++++ Selected text

Nearly 116 million Americans voted, or half the eligible voters, which represents the highest midterm percentage in a century. Republicans may have held on to their majority in the Senate, but 10 million more Americans voted for Democratic candidates, which translated to a gain of nearly 40 seats in the House.

Only the GOP’s shameless use of voter suppression, gerrymandering, and the Senate’s tilt toward white rural voters kept the blue wave from becoming a tsunami.

The American people have spoken. What they’ve said, quite plainly, is that they’re tired of Donald Trump’s shtick: his lies and taunts, his Twitter tantrums, his conspiracy theories. They want to hear about the policy ideas that Democrats ran on, from universal health care to sensible gun control to a federal minimum wage to anti-corruption measures.

The fundamental problem is that our Fourth Estate hasn’t gotten the memo. Or rather, they’ve chosen to disregard the memo.

...by allowing Trump to drive the news cycle, he appears powerful to his followers, which is central to his strongman mystique.

Instead, they continue to cover Trump as if he were a normal president, the sort who tells the truth and accepts the rule of law and doesn’t incite violence, the sort who makes some discernible effort to govern, and to represent all Americans.

They do this partly out of habit, partly out of hope, but mostly because they know Trump’s antics and accusations attract attention, which translates into revenues.

Trump’s singular talent, in fact, resides in his ability to exploit the media. He’s able to do this because his life as a celebrity-cum-politician long ago revealed to him the bug in the modern mass media system: it cannot resist conflict, scandal, the tawdry and tumultuous.

The media continues to take the bait every time Trump lashes out, flouts common sense and common decency, floats a conspiracy theory, and/or fumes in paranoid nonsense circles.

News outlets do this even when it is perfectly apparent — as it was in the weeks preceding the midterms — that they are boosting a deadly signal by sending out their crews to serve as hate props at his rallies.

Trump roars about fake news, then laughs as legitimate media outlets slavishly cover his every fake utterance. Even the media who debunk his nonsense are doing his bidding. Because Trump knows what any junior level ad exec knows: that false claims, if repeated often enough, come to feel true. What’s more, by allowing Trump to drive the news cycle, he appears powerful to his followers, which is central to his strongman mystique.

Take the caravan, for instance. To gin up fear among his base, he portrayed a mass of helpless refugees as a deadly invading force.

Every single major media outlet covered the caravan claptrap in the week before the midterms, choosing to keep the focus on racial incitement (the GOP’s preferred terrain, alas) rather than the party’s efforts to strip people of their health care, disenfranchise voters, protect the NRA and coddle corporations. Now that the election is over, you don’t hear anything about deadly caravan because it was all a ploy.

Years ago, propaganda campaigns like this had to migrate from the fringe of our discourse. Now that their chief source resides in the Oval Office, our free press faces an epistemological crisis. They are up against a president who is literally blasting the truth out of people’s heads, and replacing it with paranoid fantasies.

++++++++
++++ Dataset

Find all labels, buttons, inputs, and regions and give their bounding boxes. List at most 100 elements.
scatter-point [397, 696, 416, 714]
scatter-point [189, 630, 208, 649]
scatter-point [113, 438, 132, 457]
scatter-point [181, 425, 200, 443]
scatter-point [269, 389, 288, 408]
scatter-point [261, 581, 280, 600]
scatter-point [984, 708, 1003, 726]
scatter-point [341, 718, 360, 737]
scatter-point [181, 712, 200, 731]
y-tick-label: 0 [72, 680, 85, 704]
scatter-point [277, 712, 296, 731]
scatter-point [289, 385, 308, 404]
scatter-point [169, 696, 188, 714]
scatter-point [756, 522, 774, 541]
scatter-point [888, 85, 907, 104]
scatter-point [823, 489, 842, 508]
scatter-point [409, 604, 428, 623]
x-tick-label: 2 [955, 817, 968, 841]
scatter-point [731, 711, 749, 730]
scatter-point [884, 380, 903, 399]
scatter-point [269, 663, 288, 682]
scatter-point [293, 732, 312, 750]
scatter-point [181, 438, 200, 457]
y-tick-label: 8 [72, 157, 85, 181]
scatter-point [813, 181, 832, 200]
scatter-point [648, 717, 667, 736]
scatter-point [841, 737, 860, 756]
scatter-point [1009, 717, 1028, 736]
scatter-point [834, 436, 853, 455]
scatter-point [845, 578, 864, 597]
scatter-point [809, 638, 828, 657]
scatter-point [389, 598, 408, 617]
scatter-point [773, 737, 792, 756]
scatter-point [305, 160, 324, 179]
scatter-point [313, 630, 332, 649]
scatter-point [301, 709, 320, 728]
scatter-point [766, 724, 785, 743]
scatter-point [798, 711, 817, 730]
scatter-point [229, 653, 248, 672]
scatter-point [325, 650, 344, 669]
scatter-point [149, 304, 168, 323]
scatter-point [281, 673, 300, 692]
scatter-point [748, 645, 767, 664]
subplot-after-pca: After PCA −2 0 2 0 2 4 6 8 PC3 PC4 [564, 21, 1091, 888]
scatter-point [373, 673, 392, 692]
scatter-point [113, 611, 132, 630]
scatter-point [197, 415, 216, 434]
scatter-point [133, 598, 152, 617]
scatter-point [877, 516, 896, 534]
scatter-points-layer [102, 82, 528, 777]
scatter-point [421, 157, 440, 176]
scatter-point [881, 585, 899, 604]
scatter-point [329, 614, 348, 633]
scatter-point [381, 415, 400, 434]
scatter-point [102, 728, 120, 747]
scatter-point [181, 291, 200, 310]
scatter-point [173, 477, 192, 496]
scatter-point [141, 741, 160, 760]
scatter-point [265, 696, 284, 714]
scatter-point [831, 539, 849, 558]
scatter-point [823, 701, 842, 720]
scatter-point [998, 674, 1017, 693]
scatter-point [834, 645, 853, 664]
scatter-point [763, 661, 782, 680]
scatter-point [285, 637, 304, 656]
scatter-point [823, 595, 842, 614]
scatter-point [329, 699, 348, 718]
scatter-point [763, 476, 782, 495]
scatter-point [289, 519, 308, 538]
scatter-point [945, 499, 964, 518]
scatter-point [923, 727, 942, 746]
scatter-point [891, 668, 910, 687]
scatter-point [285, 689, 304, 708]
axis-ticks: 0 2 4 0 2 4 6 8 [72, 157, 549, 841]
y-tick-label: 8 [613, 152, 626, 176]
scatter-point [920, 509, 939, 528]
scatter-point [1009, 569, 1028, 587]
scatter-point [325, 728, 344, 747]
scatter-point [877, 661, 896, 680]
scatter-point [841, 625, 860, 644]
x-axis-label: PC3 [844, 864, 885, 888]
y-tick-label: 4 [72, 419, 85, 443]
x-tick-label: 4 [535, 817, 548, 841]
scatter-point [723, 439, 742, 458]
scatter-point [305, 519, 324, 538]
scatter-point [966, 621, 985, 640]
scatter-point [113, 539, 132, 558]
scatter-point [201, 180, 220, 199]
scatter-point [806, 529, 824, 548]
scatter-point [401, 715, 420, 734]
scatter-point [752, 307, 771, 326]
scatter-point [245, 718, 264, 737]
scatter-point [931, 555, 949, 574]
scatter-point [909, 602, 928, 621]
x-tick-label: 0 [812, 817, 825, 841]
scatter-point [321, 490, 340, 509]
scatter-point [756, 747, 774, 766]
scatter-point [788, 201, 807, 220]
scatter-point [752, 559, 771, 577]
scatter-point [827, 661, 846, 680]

++++++++

**Problems and tasks:**
- A) List the policy ideas that the text on Trump and the media says Democrats ran on.
- B) According to the text on Trump and the media, roughly how many seats did Democrats gain in the House?
- C) Write the next part of the text on Trump and the media, picking up after its final sentence.

**Activity answers:**
- A)
- Universal health care
- Sensible gun control
- A federal minimum wage
- Anti-corruption measures

- B) Nearly 40 seats.

- C)
If the Fourth Estate wants to stem the tide of Trump’s authoritarian impulses and lethal incitement and misinformation, it has to radically change the way it covers this president.

This will require more than a few outlets opting out of airing his rallies. Instead, the heads of the major newspapers and TV networks would do well to establish and publicly announce a set of New Rules specifically designed to silence his misinformation.

No coverage of his blathering unless he proposes actual policies, or signs an executive order. No coverage of his rallies. No coverage of his tweets. No coverage of his press conferences. No coverage of his lies or his feuds or his boorish behavior.

This sounds radical. It’s not.

It’s simply a return to a pattern of coverage in which reporters and editors focus on what the administration is doing. With the current administration, that would mean coverage of its self-dealing corruption, the effects of its deregulation, its radical reshaping of the judiciary, and its efforts to target vulnerable populations.

Fewer resources devoted to The Trump Show would mean more devoted to covering the policy remedies put forward by politicians who want the government to solve problems, not serve as entertainment.

A demagogue with a broken megaphone can only sow so much discord.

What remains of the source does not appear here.